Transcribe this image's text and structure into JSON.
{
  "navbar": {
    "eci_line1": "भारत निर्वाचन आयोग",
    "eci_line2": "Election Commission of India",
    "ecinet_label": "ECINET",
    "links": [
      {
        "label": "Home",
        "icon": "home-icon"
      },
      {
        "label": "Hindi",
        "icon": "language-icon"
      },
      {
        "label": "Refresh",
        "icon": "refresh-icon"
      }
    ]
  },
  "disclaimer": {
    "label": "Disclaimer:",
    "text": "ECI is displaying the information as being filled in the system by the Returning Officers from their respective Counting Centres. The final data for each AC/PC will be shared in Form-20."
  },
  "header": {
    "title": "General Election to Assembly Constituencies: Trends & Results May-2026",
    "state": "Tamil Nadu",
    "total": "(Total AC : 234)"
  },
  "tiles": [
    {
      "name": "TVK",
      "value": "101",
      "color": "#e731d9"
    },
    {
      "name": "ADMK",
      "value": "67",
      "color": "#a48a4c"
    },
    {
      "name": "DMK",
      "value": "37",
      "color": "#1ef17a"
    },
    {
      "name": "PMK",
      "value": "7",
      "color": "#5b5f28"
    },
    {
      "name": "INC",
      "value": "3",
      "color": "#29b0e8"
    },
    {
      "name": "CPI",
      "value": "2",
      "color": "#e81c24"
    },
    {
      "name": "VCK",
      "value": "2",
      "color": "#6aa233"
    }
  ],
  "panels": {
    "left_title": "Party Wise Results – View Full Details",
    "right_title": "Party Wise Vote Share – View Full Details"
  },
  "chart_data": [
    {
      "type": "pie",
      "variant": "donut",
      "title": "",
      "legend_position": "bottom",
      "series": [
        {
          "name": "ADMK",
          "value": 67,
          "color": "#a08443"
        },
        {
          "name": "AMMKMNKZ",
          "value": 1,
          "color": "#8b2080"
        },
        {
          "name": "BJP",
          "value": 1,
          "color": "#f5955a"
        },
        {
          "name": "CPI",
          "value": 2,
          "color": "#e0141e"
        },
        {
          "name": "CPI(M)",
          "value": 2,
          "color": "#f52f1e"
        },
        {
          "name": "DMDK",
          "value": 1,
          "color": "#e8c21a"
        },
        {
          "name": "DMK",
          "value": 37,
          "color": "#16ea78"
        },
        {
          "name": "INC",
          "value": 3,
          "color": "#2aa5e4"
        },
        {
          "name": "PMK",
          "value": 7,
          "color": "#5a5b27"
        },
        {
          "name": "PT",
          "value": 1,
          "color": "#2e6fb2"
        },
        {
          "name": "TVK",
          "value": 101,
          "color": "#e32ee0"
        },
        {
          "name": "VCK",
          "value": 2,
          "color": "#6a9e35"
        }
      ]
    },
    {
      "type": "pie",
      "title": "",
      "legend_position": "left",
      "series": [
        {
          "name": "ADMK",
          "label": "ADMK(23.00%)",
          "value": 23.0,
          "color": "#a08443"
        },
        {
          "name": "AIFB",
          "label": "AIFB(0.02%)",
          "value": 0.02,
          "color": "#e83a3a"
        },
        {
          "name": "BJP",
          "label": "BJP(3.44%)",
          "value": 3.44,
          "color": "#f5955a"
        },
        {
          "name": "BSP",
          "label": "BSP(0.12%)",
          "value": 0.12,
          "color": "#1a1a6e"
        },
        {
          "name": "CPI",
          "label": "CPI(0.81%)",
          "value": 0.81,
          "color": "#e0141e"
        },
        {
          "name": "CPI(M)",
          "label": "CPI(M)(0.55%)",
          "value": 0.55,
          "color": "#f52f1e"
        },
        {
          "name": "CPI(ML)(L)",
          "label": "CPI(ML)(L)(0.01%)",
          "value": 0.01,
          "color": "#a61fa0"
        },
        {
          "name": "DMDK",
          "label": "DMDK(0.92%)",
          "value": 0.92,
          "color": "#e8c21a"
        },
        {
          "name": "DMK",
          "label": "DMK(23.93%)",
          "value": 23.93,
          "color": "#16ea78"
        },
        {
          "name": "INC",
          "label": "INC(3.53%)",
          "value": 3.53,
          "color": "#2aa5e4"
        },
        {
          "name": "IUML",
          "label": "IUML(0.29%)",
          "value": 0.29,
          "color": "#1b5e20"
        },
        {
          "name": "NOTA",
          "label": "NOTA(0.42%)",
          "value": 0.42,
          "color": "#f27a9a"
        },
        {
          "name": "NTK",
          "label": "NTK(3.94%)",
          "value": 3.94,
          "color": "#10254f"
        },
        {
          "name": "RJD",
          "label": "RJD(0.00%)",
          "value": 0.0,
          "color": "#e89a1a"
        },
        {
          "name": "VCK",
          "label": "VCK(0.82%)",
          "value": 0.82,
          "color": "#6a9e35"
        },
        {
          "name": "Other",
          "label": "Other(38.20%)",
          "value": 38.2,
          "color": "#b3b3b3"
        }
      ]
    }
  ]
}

______________________________

Task statement: What is the number of lines in these records that contain "text"? Reply with the number only.

Answer to the exercise: 2